● YOUR TASK: Using the data below, copy every line that contains the word "在距两端".

--- --- ---

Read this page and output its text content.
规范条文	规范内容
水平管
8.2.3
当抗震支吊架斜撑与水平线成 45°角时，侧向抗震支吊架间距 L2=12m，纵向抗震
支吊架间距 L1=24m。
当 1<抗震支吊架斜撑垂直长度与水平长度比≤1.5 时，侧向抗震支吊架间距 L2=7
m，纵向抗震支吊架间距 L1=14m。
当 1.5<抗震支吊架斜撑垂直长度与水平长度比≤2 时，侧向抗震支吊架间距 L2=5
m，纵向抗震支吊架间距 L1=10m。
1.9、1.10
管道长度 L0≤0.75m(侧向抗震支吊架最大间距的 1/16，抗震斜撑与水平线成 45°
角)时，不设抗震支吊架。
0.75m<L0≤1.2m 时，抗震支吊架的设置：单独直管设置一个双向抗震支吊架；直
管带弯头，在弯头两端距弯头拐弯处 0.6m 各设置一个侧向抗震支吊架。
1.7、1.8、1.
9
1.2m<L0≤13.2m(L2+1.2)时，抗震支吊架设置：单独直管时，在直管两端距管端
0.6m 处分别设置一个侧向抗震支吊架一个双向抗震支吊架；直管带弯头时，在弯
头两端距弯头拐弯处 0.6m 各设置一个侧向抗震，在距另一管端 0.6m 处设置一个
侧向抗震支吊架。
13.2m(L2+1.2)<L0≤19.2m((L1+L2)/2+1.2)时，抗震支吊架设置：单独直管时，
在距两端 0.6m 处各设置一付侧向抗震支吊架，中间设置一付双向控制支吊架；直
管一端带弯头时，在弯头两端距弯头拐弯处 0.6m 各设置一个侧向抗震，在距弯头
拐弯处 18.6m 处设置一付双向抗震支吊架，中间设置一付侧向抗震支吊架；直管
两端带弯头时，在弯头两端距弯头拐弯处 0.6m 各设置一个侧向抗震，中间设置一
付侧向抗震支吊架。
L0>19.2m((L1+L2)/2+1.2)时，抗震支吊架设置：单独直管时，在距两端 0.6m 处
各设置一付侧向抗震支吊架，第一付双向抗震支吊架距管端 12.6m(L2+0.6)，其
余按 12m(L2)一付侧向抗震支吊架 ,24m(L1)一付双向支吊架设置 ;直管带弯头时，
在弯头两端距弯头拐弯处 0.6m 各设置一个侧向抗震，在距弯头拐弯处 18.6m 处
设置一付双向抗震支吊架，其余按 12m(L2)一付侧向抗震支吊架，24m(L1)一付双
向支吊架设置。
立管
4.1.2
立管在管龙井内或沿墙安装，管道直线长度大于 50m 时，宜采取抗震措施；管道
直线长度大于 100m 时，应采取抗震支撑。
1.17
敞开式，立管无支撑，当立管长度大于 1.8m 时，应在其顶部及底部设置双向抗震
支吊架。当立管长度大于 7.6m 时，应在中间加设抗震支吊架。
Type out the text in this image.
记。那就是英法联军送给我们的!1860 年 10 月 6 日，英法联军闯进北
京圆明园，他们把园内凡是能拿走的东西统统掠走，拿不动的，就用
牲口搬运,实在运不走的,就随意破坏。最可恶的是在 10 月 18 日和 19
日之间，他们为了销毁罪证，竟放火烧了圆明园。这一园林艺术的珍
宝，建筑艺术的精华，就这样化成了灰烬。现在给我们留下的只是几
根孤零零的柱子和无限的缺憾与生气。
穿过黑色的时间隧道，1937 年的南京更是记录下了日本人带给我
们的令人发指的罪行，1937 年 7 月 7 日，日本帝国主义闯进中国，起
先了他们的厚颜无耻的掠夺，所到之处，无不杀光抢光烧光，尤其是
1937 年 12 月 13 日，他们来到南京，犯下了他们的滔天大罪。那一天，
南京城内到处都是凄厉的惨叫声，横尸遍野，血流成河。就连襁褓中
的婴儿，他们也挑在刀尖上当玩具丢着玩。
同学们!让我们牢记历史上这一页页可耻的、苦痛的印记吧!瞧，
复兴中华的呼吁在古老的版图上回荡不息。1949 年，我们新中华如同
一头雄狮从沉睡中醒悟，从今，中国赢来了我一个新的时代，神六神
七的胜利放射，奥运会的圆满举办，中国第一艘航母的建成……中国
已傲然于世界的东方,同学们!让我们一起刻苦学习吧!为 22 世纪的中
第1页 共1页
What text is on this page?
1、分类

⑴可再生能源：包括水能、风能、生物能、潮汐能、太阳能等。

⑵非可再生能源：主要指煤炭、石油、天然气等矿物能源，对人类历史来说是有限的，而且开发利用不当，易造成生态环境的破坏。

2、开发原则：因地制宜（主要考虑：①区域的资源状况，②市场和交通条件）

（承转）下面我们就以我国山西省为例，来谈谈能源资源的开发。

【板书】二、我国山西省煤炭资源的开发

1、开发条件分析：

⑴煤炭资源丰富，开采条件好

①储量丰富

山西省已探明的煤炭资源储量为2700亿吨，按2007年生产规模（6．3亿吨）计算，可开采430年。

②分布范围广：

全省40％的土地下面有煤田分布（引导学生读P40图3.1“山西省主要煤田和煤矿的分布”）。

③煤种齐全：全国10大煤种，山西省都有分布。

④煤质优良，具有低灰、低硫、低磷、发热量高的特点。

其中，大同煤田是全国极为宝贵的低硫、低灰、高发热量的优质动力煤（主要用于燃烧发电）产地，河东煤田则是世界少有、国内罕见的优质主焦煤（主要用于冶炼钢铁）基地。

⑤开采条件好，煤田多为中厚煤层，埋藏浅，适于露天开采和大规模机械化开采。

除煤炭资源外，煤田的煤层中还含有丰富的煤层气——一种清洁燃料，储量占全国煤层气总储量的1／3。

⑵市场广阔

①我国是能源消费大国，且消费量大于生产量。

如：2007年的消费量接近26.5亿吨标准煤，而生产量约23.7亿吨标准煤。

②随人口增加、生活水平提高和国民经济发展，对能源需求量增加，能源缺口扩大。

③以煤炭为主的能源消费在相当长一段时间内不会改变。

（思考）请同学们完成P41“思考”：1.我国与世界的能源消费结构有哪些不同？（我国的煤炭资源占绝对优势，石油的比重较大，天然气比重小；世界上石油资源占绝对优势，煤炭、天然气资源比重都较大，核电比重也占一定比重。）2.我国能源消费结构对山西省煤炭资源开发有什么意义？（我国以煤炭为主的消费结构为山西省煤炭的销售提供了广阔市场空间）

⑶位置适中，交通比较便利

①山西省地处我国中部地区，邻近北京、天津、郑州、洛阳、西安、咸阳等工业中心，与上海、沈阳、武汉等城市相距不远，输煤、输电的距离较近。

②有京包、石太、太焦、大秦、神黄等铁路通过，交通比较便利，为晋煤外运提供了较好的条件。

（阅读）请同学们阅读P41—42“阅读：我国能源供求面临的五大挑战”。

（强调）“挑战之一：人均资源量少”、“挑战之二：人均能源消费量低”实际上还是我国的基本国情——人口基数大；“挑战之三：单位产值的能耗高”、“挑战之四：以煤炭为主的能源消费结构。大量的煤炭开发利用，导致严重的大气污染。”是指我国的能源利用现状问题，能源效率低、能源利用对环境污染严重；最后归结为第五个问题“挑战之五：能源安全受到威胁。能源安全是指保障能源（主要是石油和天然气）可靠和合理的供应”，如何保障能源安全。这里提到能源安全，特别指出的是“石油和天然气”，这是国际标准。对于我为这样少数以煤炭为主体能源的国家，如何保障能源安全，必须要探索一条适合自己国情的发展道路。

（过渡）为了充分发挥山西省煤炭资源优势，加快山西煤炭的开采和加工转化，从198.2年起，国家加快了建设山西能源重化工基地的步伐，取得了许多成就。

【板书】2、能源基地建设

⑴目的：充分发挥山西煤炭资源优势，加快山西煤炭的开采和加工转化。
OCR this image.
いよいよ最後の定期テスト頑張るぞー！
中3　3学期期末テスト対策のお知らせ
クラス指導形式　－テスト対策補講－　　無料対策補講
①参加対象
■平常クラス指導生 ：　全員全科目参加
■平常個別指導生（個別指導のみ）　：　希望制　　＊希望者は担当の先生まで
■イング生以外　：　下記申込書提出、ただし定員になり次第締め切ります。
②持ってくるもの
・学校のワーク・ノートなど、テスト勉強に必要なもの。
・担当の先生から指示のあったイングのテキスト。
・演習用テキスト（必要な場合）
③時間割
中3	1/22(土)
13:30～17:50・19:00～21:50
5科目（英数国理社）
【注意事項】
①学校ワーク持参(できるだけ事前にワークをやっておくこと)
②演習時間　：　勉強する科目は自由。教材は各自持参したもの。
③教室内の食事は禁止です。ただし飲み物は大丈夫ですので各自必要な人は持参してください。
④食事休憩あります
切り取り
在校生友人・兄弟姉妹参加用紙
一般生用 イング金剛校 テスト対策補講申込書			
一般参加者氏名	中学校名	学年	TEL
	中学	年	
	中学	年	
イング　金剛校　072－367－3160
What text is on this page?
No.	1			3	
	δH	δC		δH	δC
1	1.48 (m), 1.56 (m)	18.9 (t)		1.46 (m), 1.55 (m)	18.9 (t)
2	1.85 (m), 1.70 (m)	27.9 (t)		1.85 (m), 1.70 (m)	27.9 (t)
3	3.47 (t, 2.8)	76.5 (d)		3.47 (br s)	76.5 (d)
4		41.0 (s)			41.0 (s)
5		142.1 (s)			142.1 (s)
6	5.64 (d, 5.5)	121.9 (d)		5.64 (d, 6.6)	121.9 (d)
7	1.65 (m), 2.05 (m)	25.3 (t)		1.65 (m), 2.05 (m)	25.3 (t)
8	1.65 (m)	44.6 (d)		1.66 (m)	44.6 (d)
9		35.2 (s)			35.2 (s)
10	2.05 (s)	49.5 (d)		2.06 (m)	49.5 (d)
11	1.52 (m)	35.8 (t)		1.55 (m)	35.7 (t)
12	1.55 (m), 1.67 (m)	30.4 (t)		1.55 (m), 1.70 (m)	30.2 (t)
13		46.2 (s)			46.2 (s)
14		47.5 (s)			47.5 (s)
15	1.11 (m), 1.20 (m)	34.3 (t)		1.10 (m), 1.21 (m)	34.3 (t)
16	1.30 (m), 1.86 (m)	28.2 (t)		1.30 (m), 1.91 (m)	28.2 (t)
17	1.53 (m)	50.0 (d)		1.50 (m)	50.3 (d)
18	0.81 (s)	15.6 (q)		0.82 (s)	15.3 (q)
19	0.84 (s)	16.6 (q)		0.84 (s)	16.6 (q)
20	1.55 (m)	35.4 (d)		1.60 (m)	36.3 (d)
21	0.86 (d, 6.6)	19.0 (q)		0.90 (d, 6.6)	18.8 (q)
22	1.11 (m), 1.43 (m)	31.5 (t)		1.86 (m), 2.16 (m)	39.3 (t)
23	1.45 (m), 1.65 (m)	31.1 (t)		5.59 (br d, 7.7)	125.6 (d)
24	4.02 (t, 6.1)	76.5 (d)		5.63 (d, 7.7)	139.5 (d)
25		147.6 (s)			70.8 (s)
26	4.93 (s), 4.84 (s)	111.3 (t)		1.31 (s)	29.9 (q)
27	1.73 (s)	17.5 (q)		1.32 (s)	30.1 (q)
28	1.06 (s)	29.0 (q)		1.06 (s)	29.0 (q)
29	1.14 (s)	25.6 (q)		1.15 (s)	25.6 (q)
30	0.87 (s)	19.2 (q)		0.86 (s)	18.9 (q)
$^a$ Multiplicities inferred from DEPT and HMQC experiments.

--- --- ---

● RESULT OF THE TASK:
在距两端 0.6m 处各设置一付侧向抗震支吊架，中间设置一付双向控制支吊架；直
L0>19.2m((L1+L2)/2+1.2)时，抗震支吊架设置：单独直管时，在距两端 0.6m 处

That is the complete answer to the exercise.